- _CONSIGNES_:
[1] Traduisez en anglais cette phrase du texte sur Auguste : « Avant et après sa mort on lui éleva des temples comme à un dieu, à Rome et dans les plus célèbres villes des provinces ; et des collèges de prêtres furent établis pour présider à son culte. »
[2] Poursuivez le texte sur Auguste à partir de sa dernière phrase.

- _TEXTE À LIRE_:
○ ○ ○ ○

I - Octavien surnommé Auguste (an de Rome 722)

 SommaireChapitre 2

Environ l'an sept cent vingt-deux de la fondation de Rome (1), les Romains reprirent la coutume d'obéir à un seul homme. Octavien, fils d'Octavius, et fils adoptif de César, son grand oncle, d'abord surnommé Auguste par un décret du sénat, pour sa clémence après la victoire qu'il avait remportée sur les partis (2), soumit aisément tous les autres citoyens, après avoir gagné les soldats par ses largesses, et la multitude en lui promettant des distributions de vivres. Il exerça la suprême autorité pendant l'espace de quarante-quatre ans, et mourut de maladie dans la ville de Nôle (3). Il avait soumis les Rhétiens (4), les Illyriens, et forcé les nations étrangères les plus belliqueuses à se tenir en paix ; mais il ne put dompter les Germains. Il fut le troisième après Numa, qui ferma les portes du temple de Janus : ce qu'il fit après avoir vaincu Antoine, et selon la coutume qui s'observait, lorsque la république n'avait plus de guerres à soutenir. Auguste était affable et enjoué ; mais il aimait trop les plaisirs, le jeu et le sommeil (5). Passionné pour l'éloquence, il répandit ses bienfaits sur les savants dont le nombre était grand sous son règne, et à beaucoup de piété envers les dieux, il joignit une tendre affection pour sa famille. Il mérita par sa clémence d'être appelé père de la patrie, et revêtu pour toute sa vie de la puissance tribunitienne (6). Avant et après sa mort on lui éleva des temples comme à un dieu, à Rome et dans les plus célèbres villes des provinces ; et des collèges de prêtres furent établis pour présider à son culte. Il fut si heureux, que les Indiens, les Scythes, les Garamantes et les Bactriens lui envoyèrent des ambassadeurs pour lui demander son alliance : mais son bonheur fut empoisonné par ses enfants (7) et par sa femme.

○ ○ ○ ○

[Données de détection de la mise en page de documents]
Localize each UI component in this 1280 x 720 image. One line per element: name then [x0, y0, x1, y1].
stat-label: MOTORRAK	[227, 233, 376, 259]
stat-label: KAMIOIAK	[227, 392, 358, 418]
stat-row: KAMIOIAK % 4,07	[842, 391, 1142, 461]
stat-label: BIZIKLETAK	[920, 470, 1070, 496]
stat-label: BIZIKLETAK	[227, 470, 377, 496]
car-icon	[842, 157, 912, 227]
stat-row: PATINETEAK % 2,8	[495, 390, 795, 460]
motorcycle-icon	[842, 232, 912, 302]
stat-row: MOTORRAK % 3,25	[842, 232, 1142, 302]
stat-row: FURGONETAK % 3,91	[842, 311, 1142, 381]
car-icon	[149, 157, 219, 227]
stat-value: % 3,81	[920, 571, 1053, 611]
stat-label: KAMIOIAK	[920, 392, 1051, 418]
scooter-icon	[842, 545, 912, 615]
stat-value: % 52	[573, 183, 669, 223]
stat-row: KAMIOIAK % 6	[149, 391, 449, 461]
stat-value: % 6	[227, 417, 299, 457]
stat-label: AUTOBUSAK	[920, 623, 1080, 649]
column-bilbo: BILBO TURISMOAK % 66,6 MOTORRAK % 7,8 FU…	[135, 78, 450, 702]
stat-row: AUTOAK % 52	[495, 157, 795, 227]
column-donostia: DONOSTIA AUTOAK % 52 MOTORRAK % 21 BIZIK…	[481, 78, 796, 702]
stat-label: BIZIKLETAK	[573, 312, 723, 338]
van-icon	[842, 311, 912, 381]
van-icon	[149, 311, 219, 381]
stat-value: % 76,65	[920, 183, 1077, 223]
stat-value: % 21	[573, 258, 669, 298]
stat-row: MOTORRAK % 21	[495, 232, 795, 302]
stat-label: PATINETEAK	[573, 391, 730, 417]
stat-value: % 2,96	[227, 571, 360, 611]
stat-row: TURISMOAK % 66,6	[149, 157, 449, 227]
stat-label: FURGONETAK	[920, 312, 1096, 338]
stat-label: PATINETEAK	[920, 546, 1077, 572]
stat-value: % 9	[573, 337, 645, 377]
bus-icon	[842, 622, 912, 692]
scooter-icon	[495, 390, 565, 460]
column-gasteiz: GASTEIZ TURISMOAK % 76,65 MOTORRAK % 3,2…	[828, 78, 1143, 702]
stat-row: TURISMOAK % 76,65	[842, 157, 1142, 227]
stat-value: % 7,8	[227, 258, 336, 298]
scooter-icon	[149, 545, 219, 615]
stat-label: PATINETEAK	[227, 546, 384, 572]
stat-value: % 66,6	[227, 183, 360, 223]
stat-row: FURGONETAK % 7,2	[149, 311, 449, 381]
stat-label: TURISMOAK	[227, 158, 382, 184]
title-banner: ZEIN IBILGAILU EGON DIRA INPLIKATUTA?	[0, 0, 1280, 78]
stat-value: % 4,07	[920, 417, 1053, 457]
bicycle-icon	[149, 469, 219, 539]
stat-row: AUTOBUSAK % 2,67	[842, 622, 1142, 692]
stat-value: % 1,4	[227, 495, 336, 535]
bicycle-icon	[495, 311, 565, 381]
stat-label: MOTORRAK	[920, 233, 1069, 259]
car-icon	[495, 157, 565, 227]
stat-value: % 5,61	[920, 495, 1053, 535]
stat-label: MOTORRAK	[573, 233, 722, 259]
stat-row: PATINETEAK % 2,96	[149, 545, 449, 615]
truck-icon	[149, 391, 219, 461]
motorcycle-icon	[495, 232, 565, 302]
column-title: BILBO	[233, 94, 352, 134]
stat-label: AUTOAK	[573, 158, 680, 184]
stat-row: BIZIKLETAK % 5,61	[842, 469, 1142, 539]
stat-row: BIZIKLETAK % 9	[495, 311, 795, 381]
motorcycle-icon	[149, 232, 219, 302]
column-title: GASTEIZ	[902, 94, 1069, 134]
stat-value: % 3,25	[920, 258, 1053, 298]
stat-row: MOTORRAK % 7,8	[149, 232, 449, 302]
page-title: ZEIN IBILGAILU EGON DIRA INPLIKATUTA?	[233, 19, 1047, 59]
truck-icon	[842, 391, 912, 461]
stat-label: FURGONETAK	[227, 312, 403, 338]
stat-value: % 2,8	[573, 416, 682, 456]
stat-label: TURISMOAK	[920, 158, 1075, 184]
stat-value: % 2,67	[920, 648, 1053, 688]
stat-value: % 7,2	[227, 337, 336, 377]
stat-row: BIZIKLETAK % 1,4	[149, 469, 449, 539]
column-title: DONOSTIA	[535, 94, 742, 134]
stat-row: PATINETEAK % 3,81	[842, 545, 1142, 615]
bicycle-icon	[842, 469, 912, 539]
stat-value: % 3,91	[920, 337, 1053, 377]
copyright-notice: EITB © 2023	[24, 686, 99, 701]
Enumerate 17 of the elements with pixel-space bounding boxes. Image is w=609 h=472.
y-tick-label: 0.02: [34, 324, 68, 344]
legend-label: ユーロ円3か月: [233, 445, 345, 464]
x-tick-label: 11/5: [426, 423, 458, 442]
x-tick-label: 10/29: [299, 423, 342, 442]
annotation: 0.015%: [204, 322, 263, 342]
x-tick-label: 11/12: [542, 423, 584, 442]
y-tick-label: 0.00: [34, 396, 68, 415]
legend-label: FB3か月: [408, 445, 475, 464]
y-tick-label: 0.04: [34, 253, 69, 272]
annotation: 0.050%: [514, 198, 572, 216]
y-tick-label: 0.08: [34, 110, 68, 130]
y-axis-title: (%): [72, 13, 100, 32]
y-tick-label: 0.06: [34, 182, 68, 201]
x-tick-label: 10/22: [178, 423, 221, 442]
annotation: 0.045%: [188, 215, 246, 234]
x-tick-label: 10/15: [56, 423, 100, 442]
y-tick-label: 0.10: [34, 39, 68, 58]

○ ○ ○ ○

- _RÉPONSES_:
[1] Before and after his death, temples were raised to him as to a god, in Rome and in the most famous cities of the provinces; and colleges of priests were established to preside over his worship.

[2]
Auguste de la Prima Porta
Musée du Vatican


 Haut de la pageChapitre 2

(1)  S. Aurelius Victor fixe le commencement de l'empire d'Auguste à la bataille d'Actium ; en cela il a suivi l'exemple de plusieurs historiens ; mais quelques autres font commencer cet empire au sixième consulat d'Octave, c'est-à-dire, à l'an de Rome 725 ; il en est aussi quelques-uns qui comptent les années de ce règne depuis le premier consulat de ce prince. Leur sentiment est suivi par ceux qui lui donnent une durée de cinquante-six ans, car ce premier consulat date de l'an 710.

(2)  Presque tous les critiques, tels que Scott, Gruter, madame Dacier, Arntzen, prétendent que le mot patriam du texte est une faute des copistes, et qu'il faut lire partium. Nous observerons encore qu'Aurelius Victor a emprunté dans ce commencement quelques expressions de Tacite.

(3)  Ville du Picenum, peu éloignée de Naples.

(4)  Ces peuples occupaient le pays, situé entre le Danube et le Rhin.

(5)  Victor contredit ici Suétone qui rapporte, ch. 78, qu'Auguste dormait peu ; mais peut-être veut-il dire que son intempérance l'excitait souvent au sommeil. Autre chose est de dormir souvent, et autre chose de dormir longtemps.

(6)  Cette puissance rendait Auguste inviolable pour toute sa vie. Ses successeurs en furent investis comme lui. Elle leur donnait la principale autorité dans l'ordre civil, comme le titre d'imperator les établissait chefs suprêmes des armées de la république. Un empereur romain était donc tout à la fois général en chef, et tribun du peuple. De plus, comme grand pontife, il exerçait une autorité souveraine dans ce qui concernait la religion.

(7)  Il me semble qu'Aurelius Victor se trompe, car on n'éleva à Rome aucun temple à Auguste pendant sa vie. Voyez Suétone.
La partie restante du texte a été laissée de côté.